# DATASET RECORDS

· · ·

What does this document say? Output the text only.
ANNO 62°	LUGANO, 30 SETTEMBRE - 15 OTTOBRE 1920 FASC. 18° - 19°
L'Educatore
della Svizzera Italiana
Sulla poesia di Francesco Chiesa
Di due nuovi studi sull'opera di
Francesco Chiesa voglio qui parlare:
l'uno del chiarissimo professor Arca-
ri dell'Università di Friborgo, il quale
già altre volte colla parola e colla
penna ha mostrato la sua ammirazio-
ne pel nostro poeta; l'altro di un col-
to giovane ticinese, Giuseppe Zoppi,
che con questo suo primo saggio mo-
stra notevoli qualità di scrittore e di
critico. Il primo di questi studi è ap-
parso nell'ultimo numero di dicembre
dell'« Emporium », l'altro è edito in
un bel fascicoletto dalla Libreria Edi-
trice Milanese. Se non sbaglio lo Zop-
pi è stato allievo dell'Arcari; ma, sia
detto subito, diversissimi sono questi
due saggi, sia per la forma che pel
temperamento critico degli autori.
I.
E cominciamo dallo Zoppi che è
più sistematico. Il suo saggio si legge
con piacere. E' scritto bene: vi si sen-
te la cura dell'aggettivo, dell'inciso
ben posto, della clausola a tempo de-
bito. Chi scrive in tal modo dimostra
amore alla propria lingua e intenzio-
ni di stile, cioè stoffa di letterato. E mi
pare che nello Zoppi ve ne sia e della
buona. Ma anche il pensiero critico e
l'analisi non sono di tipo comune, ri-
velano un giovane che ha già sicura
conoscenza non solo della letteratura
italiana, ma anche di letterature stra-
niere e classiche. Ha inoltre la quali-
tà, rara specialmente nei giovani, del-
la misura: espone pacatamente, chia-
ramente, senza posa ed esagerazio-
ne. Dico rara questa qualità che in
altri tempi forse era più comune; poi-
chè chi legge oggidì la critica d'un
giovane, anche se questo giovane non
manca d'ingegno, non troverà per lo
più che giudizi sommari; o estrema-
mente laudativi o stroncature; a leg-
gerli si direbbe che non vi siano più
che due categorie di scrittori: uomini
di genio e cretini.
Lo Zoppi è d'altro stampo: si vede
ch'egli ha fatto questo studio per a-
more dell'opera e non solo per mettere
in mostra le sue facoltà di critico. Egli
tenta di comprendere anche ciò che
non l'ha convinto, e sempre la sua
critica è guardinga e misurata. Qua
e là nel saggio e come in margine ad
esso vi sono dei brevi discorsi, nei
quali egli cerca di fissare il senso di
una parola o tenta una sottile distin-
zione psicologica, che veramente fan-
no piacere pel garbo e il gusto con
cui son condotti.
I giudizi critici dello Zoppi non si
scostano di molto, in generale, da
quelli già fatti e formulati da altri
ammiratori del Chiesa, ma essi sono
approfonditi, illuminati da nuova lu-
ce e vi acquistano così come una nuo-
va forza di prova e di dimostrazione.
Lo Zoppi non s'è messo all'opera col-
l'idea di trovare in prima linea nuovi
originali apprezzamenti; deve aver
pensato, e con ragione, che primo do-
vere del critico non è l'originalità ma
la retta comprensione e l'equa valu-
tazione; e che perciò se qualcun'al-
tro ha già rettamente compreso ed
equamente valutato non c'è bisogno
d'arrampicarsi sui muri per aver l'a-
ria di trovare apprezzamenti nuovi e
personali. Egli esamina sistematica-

· · ·

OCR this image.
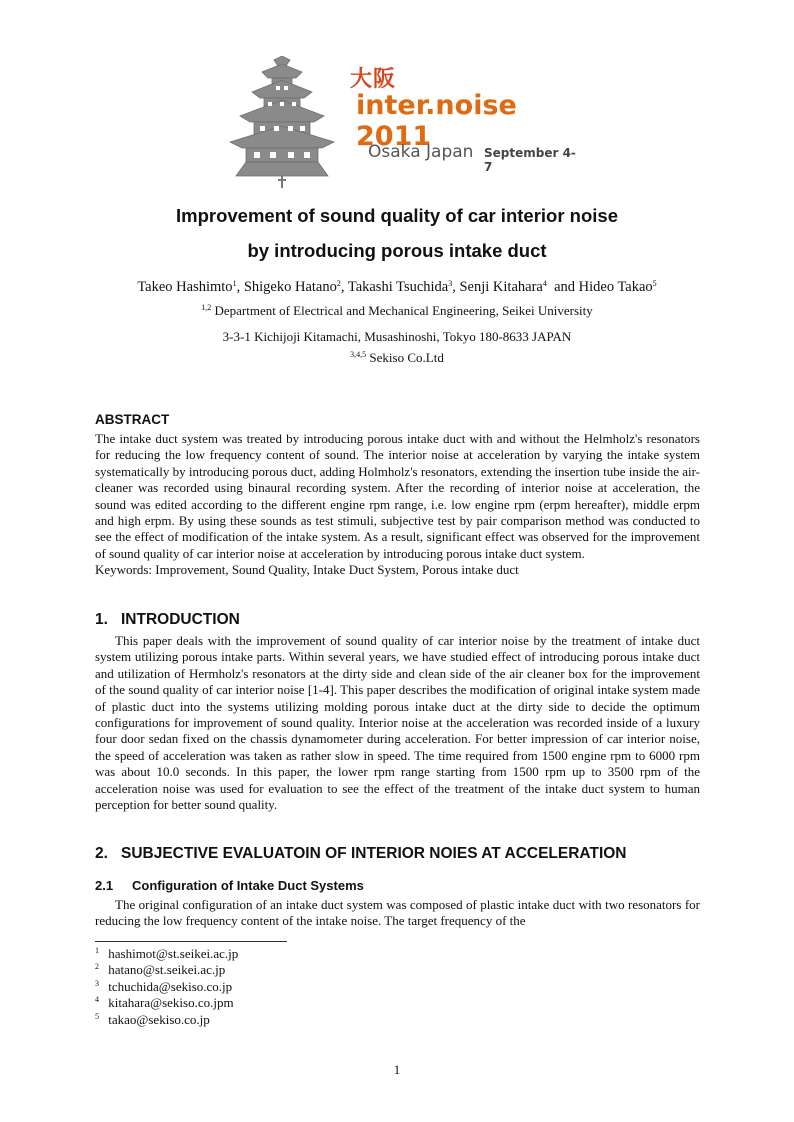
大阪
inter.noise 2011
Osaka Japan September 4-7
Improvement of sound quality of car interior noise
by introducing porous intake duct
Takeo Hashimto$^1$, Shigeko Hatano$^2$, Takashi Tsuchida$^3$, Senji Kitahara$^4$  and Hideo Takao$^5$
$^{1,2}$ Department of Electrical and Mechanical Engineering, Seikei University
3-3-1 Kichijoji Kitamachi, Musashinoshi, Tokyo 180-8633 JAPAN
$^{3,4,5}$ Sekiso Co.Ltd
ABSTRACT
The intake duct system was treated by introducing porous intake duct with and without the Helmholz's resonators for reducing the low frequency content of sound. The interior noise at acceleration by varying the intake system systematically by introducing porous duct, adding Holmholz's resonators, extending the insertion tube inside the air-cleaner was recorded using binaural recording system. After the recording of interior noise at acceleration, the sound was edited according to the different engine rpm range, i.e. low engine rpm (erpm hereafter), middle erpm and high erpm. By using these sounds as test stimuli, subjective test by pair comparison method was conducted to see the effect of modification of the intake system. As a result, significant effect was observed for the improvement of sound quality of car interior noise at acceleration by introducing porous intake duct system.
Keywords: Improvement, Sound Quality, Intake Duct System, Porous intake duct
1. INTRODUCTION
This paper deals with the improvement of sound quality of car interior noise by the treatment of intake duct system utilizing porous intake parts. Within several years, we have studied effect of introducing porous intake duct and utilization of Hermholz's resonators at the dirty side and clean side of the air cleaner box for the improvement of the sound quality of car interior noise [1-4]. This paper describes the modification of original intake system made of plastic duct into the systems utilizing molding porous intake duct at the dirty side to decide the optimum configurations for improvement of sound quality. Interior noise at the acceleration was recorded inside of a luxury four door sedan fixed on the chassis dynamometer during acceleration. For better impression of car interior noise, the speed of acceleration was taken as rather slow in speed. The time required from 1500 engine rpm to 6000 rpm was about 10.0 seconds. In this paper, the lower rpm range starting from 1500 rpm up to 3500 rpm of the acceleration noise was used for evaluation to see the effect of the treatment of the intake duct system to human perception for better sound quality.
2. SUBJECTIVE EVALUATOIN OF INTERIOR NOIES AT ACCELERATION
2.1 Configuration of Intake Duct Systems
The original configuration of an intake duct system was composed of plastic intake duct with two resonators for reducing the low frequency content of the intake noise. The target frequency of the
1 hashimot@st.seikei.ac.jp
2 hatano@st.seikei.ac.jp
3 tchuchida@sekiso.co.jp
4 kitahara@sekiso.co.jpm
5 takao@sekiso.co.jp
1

· · ·

# REQUIREMENT
Identify the lines in the entries that hold "come" and return each one.

# THE REPLY
e là nel saggio e come in margine ad
ce e vi acquistano così come una nuo-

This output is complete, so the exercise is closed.